(THE PROBLEM): The answer should be a number alone: the count of lines in the listing below that include "März".

(AVAILABLE DATA):

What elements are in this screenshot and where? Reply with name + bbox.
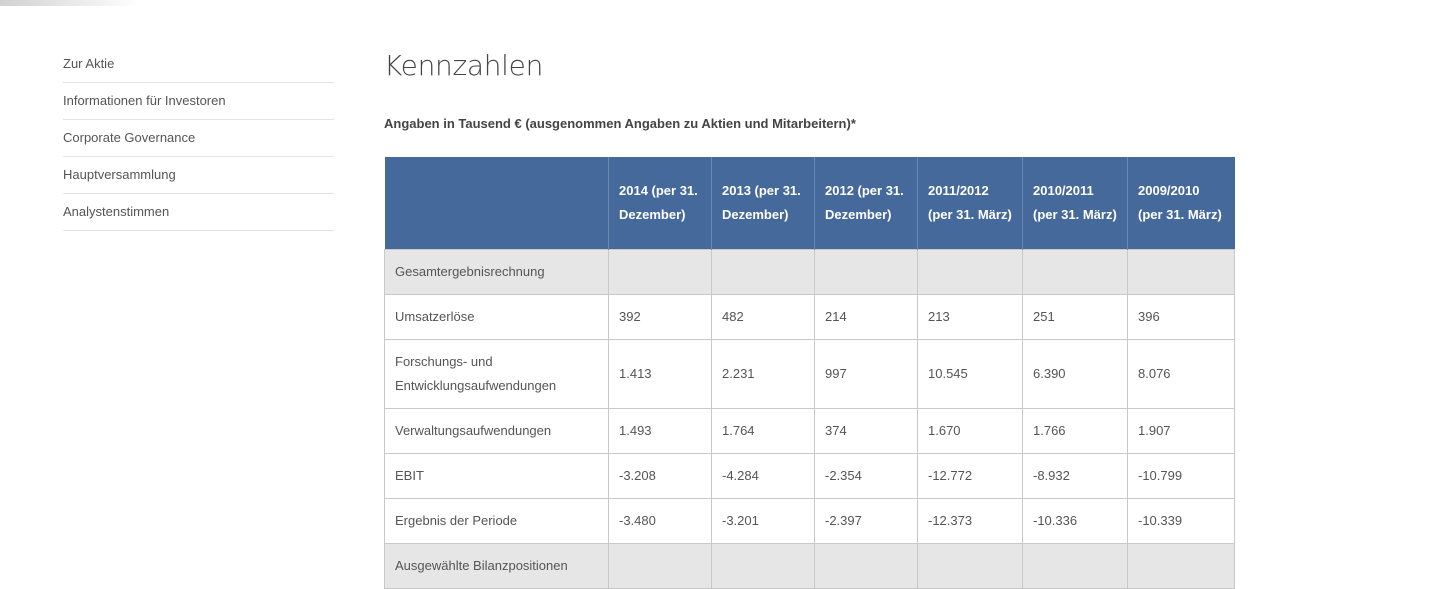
table-row: EBIT -3.208 -4.284 -2.354 -12.772 -8.932 -10.7…: [384, 453, 1235, 499]
table-row: Forschungs- und Entwicklungsaufwendungen…: [384, 339, 1235, 409]
table-cell: -2.354: [814, 453, 918, 499]
table-cell: 1.764: [711, 408, 815, 454]
table-cell: [608, 543, 712, 589]
table-cell: -4.284: [711, 453, 815, 499]
top-decoration: [0, 0, 140, 6]
table-row: Umsatzerlöse 392 482 214 213 251 396: [384, 294, 1235, 340]
table-cell: 251: [1022, 294, 1128, 340]
table-caption: Angaben in Tausend € (ausgenommen Angabe…: [384, 116, 856, 131]
page-title: Kennzahlen: [384, 49, 544, 82]
sidebar-item-informationen-investoren[interactable]: Informationen für Investoren: [63, 83, 334, 120]
table-cell: 1.493: [608, 408, 712, 454]
table-cell: -10.339: [1127, 498, 1235, 544]
main-content: Kennzahlen Angaben in Tausend € (ausgeno…: [384, 46, 1235, 589]
table-cell: 392: [608, 294, 712, 340]
table-cell: [711, 249, 815, 295]
table-row: Verwaltungsaufwendungen 1.493 1.764 374 1.67…: [384, 408, 1235, 454]
table-cell: 1.670: [917, 408, 1023, 454]
column-header: [384, 157, 609, 250]
table-cell: [814, 249, 918, 295]
table-cell: 482: [711, 294, 815, 340]
table-cell: 1.907: [1127, 408, 1235, 454]
row-label: Forschungs- und Entwicklungsaufwendungen: [384, 339, 609, 409]
table-cell: 213: [917, 294, 1023, 340]
row-label: Ausgewählte Bilanzpositionen: [384, 543, 609, 589]
sidebar-item-analystenstimmen[interactable]: Analystenstimmen: [63, 194, 334, 231]
column-header: 2013 (per 31. Dezember): [711, 157, 815, 250]
sidebar-item-hauptversammlung[interactable]: Hauptversammlung: [63, 157, 334, 194]
sidebar-nav: Zur Aktie Informationen für Investoren C…: [63, 46, 334, 231]
table-cell: [1022, 543, 1128, 589]
table-cell: -3.208: [608, 453, 712, 499]
table-cell: -10.799: [1127, 453, 1235, 499]
column-header: 2010/2011 (per 31. März): [1022, 157, 1128, 250]
table-cell: [1127, 543, 1235, 589]
table-cell: [814, 543, 918, 589]
table-cell: -3.201: [711, 498, 815, 544]
table-cell: -8.932: [1022, 453, 1128, 499]
table-cell: [1022, 249, 1128, 295]
row-label: Umsatzerlöse: [384, 294, 609, 340]
column-header: 2012 (per 31. Dezember): [814, 157, 918, 250]
table-cell: [711, 543, 815, 589]
table-cell: 10.545: [917, 339, 1023, 409]
table-cell: 1.413: [608, 339, 712, 409]
row-label: Gesamtergebnisrechnung: [384, 249, 609, 295]
column-header: 2009/2010 (per 31. März): [1127, 157, 1235, 250]
table-cell: -12.373: [917, 498, 1023, 544]
table-cell: [1127, 249, 1235, 295]
column-header: 2011/2012 (per 31. März): [917, 157, 1023, 250]
table-cell: 214: [814, 294, 918, 340]
table-cell: -12.772: [917, 453, 1023, 499]
table-cell: -3.480: [608, 498, 712, 544]
table-cell: 374: [814, 408, 918, 454]
table-section-row: Ausgewählte Bilanzpositionen: [384, 543, 1235, 589]
table-header-row: 2014 (per 31. Dezember) 2013 (per 31. De…: [384, 157, 1235, 250]
row-label: Verwaltungsaufwendungen: [384, 408, 609, 454]
key-figures-table: 2014 (per 31. Dezember) 2013 (per 31. De…: [384, 157, 1235, 589]
row-label: EBIT: [384, 453, 609, 499]
table-cell: [608, 249, 712, 295]
row-label: Ergebnis der Periode: [384, 498, 609, 544]
table-cell: 8.076: [1127, 339, 1235, 409]
table-row: Ergebnis der Periode -3.480 -3.201 -2.397 -1…: [384, 498, 1235, 544]
table-cell: [917, 249, 1023, 295]
table-cell: 1.766: [1022, 408, 1128, 454]
table-cell: 6.390: [1022, 339, 1128, 409]
sidebar-item-corporate-governance[interactable]: Corporate Governance: [63, 120, 334, 157]
table-section-row: Gesamtergebnisrechnung: [384, 249, 1235, 295]
table-cell: -10.336: [1022, 498, 1128, 544]
sidebar-item-zur-aktie[interactable]: Zur Aktie: [63, 46, 334, 83]
table-cell: -2.397: [814, 498, 918, 544]
table-cell: 997: [814, 339, 918, 409]
table-cell: 396: [1127, 294, 1235, 340]
column-header: 2014 (per 31. Dezember): [608, 157, 712, 250]
table-cell: [917, 543, 1023, 589]
table-cell: 2.231: [711, 339, 815, 409]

(EXPECTED ANSWER): 3